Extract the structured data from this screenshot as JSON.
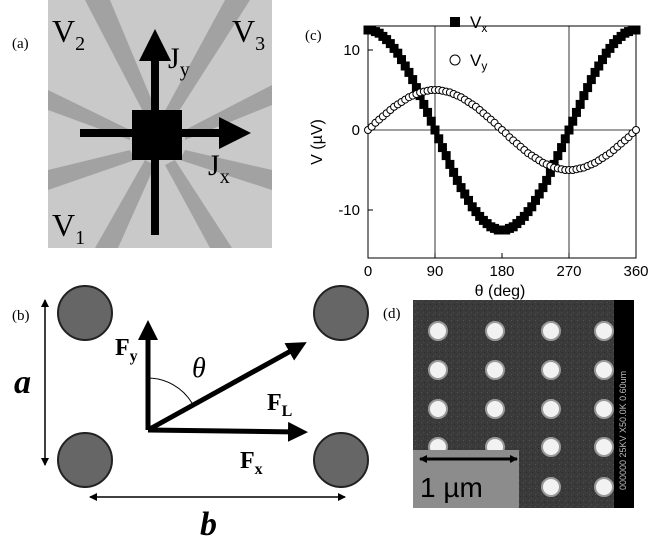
{
  "panel_a": {
    "label": "(a)",
    "v1": {
      "main": "V",
      "sub": "1"
    },
    "v2": {
      "main": "V",
      "sub": "2"
    },
    "v3": {
      "main": "V",
      "sub": "3"
    },
    "jx": {
      "main": "J",
      "sub": "x"
    },
    "jy": {
      "main": "J",
      "sub": "y"
    }
  },
  "panel_b": {
    "label": "(b)",
    "fy": {
      "main": "F",
      "sub": "y"
    },
    "fl": {
      "main": "F",
      "sub": "L"
    },
    "fx": {
      "main": "F",
      "sub": "x"
    },
    "theta": "θ",
    "a": "a",
    "b": "b"
  },
  "panel_d": {
    "label": "(d)",
    "scale": "1 µm",
    "info": "000000 25KV X50.0K 0.60um"
  },
  "chart_data": {
    "type": "scatter",
    "label": "(c)",
    "xlabel": "θ (deg)",
    "ylabel": "V (µV)",
    "xlim": [
      0,
      360
    ],
    "ylim": [
      -16,
      13
    ],
    "xticks": [
      0,
      90,
      180,
      270,
      360
    ],
    "yticks": [
      -10,
      0,
      10
    ],
    "vlines": [
      90,
      270
    ],
    "hlines": [
      0
    ],
    "x": [
      0,
      5,
      10,
      15,
      20,
      25,
      30,
      35,
      40,
      45,
      50,
      55,
      60,
      65,
      70,
      75,
      80,
      85,
      90,
      95,
      100,
      105,
      110,
      115,
      120,
      125,
      130,
      135,
      140,
      145,
      150,
      155,
      160,
      165,
      170,
      175,
      180,
      185,
      190,
      195,
      200,
      205,
      210,
      215,
      220,
      225,
      230,
      235,
      240,
      245,
      250,
      255,
      260,
      265,
      270,
      275,
      280,
      285,
      290,
      295,
      300,
      305,
      310,
      315,
      320,
      325,
      330,
      335,
      340,
      345,
      350,
      355,
      360
    ],
    "series": [
      {
        "name": "V",
        "subscript": "x",
        "marker": "square",
        "color": "#000000",
        "values": [
          12.5,
          12.5,
          12.3,
          12.1,
          11.7,
          11.3,
          10.8,
          10.2,
          9.6,
          8.8,
          8.0,
          7.2,
          6.3,
          5.3,
          4.3,
          3.2,
          2.2,
          1.1,
          0,
          -1.1,
          -2.2,
          -3.2,
          -4.3,
          -5.3,
          -6.3,
          -7.2,
          -8.0,
          -8.8,
          -9.6,
          -10.2,
          -10.8,
          -11.3,
          -11.7,
          -12.1,
          -12.3,
          -12.5,
          -12.5,
          -12.5,
          -12.3,
          -12.1,
          -11.7,
          -11.3,
          -10.8,
          -10.2,
          -9.6,
          -8.8,
          -8.0,
          -7.2,
          -6.3,
          -5.3,
          -4.3,
          -3.2,
          -2.2,
          -1.1,
          0,
          1.1,
          2.2,
          3.2,
          4.3,
          5.3,
          6.3,
          7.2,
          8.0,
          8.8,
          9.6,
          10.2,
          10.8,
          11.3,
          11.7,
          12.1,
          12.3,
          12.5,
          12.5
        ]
      },
      {
        "name": "V",
        "subscript": "y",
        "marker": "circle",
        "color": "#000000",
        "values": [
          0,
          0.4,
          0.9,
          1.3,
          1.7,
          2.1,
          2.5,
          2.9,
          3.2,
          3.5,
          3.8,
          4.1,
          4.3,
          4.5,
          4.7,
          4.8,
          4.9,
          5.0,
          5.0,
          5.0,
          4.9,
          4.8,
          4.7,
          4.5,
          4.3,
          4.1,
          3.8,
          3.5,
          3.2,
          2.9,
          2.5,
          2.1,
          1.7,
          1.3,
          0.9,
          0.4,
          0,
          -0.4,
          -0.9,
          -1.3,
          -1.7,
          -2.1,
          -2.5,
          -2.9,
          -3.2,
          -3.5,
          -3.8,
          -4.1,
          -4.3,
          -4.5,
          -4.7,
          -4.8,
          -4.9,
          -5.0,
          -5.0,
          -5.0,
          -4.9,
          -4.8,
          -4.7,
          -4.5,
          -4.3,
          -4.1,
          -3.8,
          -3.5,
          -3.2,
          -2.9,
          -2.5,
          -2.1,
          -1.7,
          -1.3,
          -0.9,
          -0.4,
          0
        ]
      }
    ]
  }
}
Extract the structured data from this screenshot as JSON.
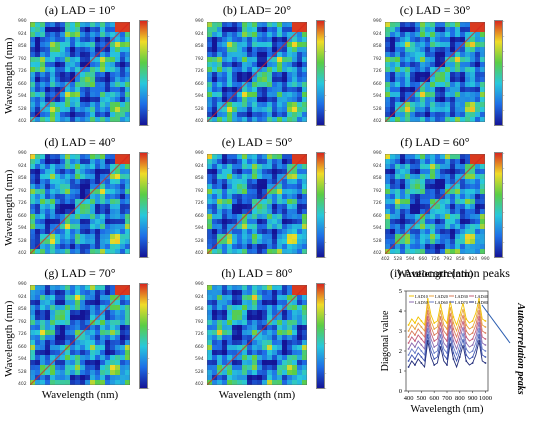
{
  "figure": {
    "panel_titles": [
      "(a) LAD = 10°",
      "(b) LAD= 20°",
      "(c) LAD = 30°",
      "(d) LAD = 40°",
      "(e) LAD = 50°",
      "(f) LAD = 60°",
      "(g) LAD = 70°",
      "(h) LAD = 80°"
    ],
    "ylabel": "Wavelength (nm)",
    "xlabel": "Wavelength (nm)",
    "axis_ticks": [
      "402",
      "528",
      "594",
      "660",
      "726",
      "792",
      "858",
      "924",
      "990"
    ],
    "colors": {
      "low": "#1a1aa8",
      "mid": "#2ecc40",
      "high": "#d7261e"
    }
  },
  "chart_data": [
    {
      "type": "heatmap",
      "title": "(a) LAD = 10°",
      "ylabel": "Wavelength (nm)"
    },
    {
      "type": "heatmap",
      "title": "(b) LAD= 20°"
    },
    {
      "type": "heatmap",
      "title": "(c) LAD = 30°"
    },
    {
      "type": "heatmap",
      "title": "(d) LAD = 40°",
      "ylabel": "Wavelength (nm)"
    },
    {
      "type": "heatmap",
      "title": "(e) LAD = 50°"
    },
    {
      "type": "heatmap",
      "title": "(f) LAD = 60°",
      "xlabel": "Wavelength (nm)"
    },
    {
      "type": "heatmap",
      "title": "(g) LAD = 70°",
      "ylabel": "Wavelength (nm)",
      "xlabel": "Wavelength (nm)"
    },
    {
      "type": "heatmap",
      "title": "(h) LAD = 80°",
      "xlabel": "Wavelength (nm)"
    },
    {
      "type": "line",
      "title": "(i) Autocorrelation peaks",
      "xlabel": "Wavelength (nm)",
      "ylabel": "Diagonal value",
      "annotation": "Autocorrelation peaks",
      "xlim": [
        380,
        1020
      ],
      "ylim": [
        0,
        5
      ],
      "xticks": [
        400,
        500,
        600,
        700,
        800,
        900,
        1000
      ],
      "yticks": [
        0,
        1,
        2,
        3,
        4,
        5
      ],
      "legend": [
        "LAD10",
        "LAD20",
        "LAD30",
        "LAD40",
        "LAD50",
        "LAD60",
        "LAD70",
        "LAD80"
      ],
      "x": [
        400,
        425,
        450,
        475,
        500,
        525,
        550,
        575,
        600,
        625,
        650,
        675,
        700,
        725,
        750,
        775,
        800,
        825,
        850,
        875,
        900,
        925,
        950,
        975,
        1000
      ],
      "series": [
        {
          "name": "LAD10",
          "color": "#f2c300",
          "values": [
            3.3,
            3.6,
            3.4,
            3.7,
            3.5,
            3.3,
            4.6,
            3.8,
            3.4,
            3.5,
            4.3,
            3.6,
            3.4,
            4.5,
            3.7,
            3.3,
            3.8,
            4.4,
            3.6,
            3.4,
            3.5,
            3.9,
            4.6,
            3.6,
            3.5
          ]
        },
        {
          "name": "LAD20",
          "color": "#e8a33d",
          "values": [
            3.0,
            3.3,
            3.1,
            3.4,
            3.2,
            3.0,
            4.3,
            3.5,
            3.1,
            3.2,
            4.0,
            3.3,
            3.1,
            4.2,
            3.4,
            3.0,
            3.5,
            4.1,
            3.3,
            3.1,
            3.2,
            3.6,
            4.3,
            3.3,
            3.2
          ]
        },
        {
          "name": "LAD30",
          "color": "#d97a5a",
          "values": [
            2.7,
            3.0,
            2.8,
            3.1,
            2.9,
            2.7,
            4.0,
            3.2,
            2.8,
            2.9,
            3.7,
            3.0,
            2.8,
            3.9,
            3.1,
            2.7,
            3.2,
            3.8,
            3.0,
            2.8,
            2.9,
            3.3,
            4.0,
            3.0,
            2.9
          ]
        },
        {
          "name": "LAD40",
          "color": "#c45c7a",
          "values": [
            2.4,
            2.7,
            2.5,
            2.8,
            2.6,
            2.4,
            3.7,
            2.9,
            2.5,
            2.6,
            3.4,
            2.7,
            2.5,
            3.6,
            2.8,
            2.4,
            2.9,
            3.5,
            2.7,
            2.5,
            2.6,
            3.0,
            3.7,
            2.7,
            2.6
          ]
        },
        {
          "name": "LAD50",
          "color": "#8b6bb0",
          "values": [
            2.1,
            2.4,
            2.2,
            2.5,
            2.3,
            2.1,
            3.4,
            2.6,
            2.2,
            2.3,
            3.1,
            2.4,
            2.2,
            3.3,
            2.5,
            2.1,
            2.6,
            3.2,
            2.4,
            2.2,
            2.3,
            2.7,
            3.4,
            2.4,
            2.3
          ]
        },
        {
          "name": "LAD60",
          "color": "#6a7ec8",
          "values": [
            1.8,
            2.1,
            1.9,
            2.2,
            2.0,
            1.8,
            3.1,
            2.3,
            1.9,
            2.0,
            2.8,
            2.1,
            1.9,
            3.0,
            2.2,
            1.8,
            2.3,
            2.9,
            2.1,
            1.9,
            2.0,
            2.4,
            3.1,
            2.1,
            2.0
          ]
        },
        {
          "name": "LAD70",
          "color": "#3f56b3",
          "values": [
            1.5,
            1.8,
            1.6,
            1.9,
            1.7,
            1.5,
            2.8,
            2.0,
            1.6,
            1.7,
            2.5,
            1.8,
            1.6,
            2.7,
            1.9,
            1.5,
            2.0,
            2.6,
            1.8,
            1.6,
            1.7,
            2.1,
            2.8,
            1.8,
            1.7
          ]
        },
        {
          "name": "LAD80",
          "color": "#1f2a78",
          "values": [
            1.2,
            1.5,
            1.3,
            1.6,
            1.4,
            1.2,
            2.5,
            1.7,
            1.3,
            1.4,
            2.2,
            1.5,
            1.3,
            2.4,
            1.6,
            1.2,
            1.7,
            2.3,
            1.5,
            1.3,
            1.4,
            1.8,
            2.5,
            1.5,
            1.4
          ]
        }
      ]
    }
  ]
}
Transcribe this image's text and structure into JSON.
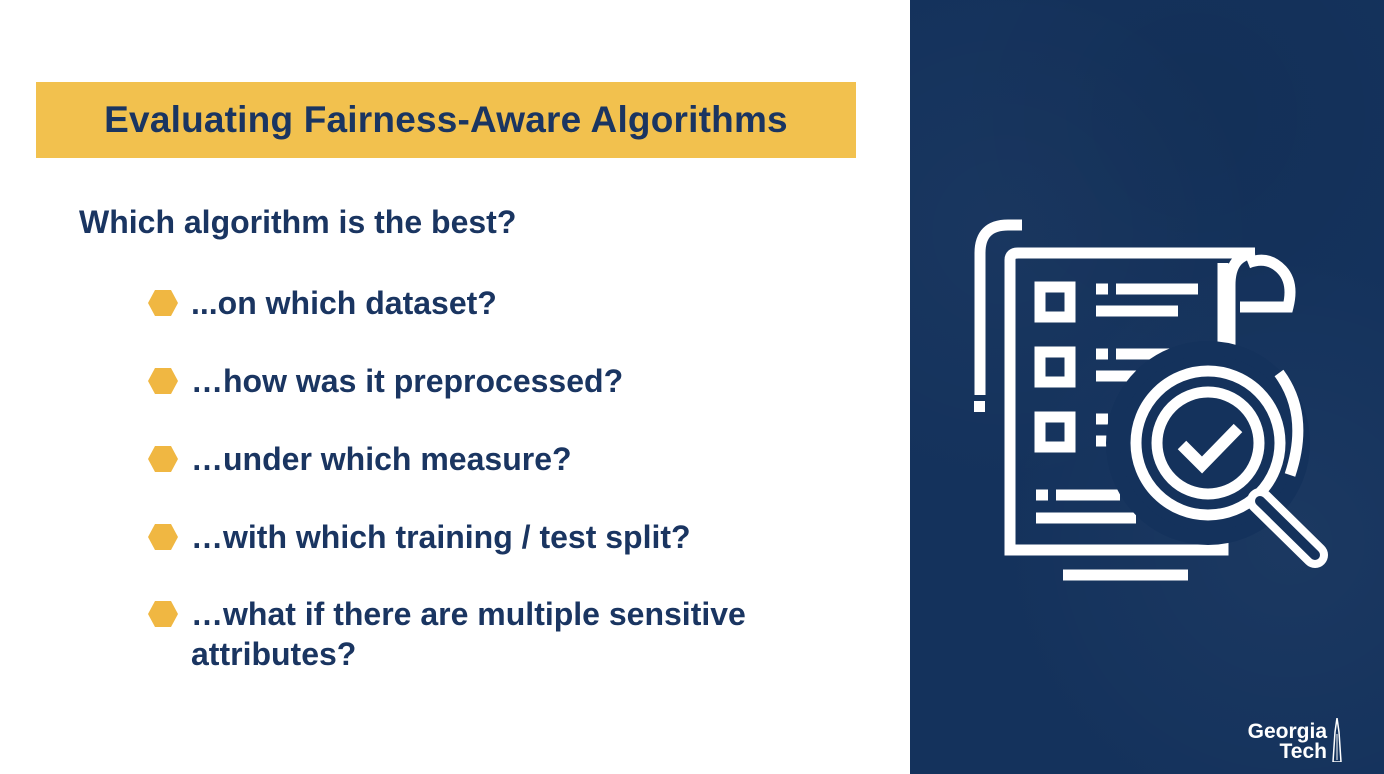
{
  "slide": {
    "title": "Evaluating Fairness-Aware Algorithms",
    "question": "Which algorithm is the best?",
    "bullets": [
      "...on which dataset?",
      "…how was it preprocessed?",
      "…under which measure?",
      "…with which training / test split?",
      "…what if there are multiple sensitive attributes?"
    ]
  },
  "panel": {
    "icon": "checklist-magnifier-icon",
    "logo_line1": "Georgia",
    "logo_line2": "Tech"
  },
  "colors": {
    "banner": "#f2c14e",
    "text": "#1a3561",
    "panel": "#14325c",
    "bullet": "#f0b742"
  }
}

Task objective: Copy each line of the records that contains the word "ylabel".

Response to the task:
    "ylabel": "V (µV)",
    "ylabel": "Wavelength (nm)",
      "ylabel": "Wavelength (nm)"
      "ylabel": "Wavelength (nm)"
      "ylabel": "Wavelength (nm)",
      "ylabel": "Diagonal value",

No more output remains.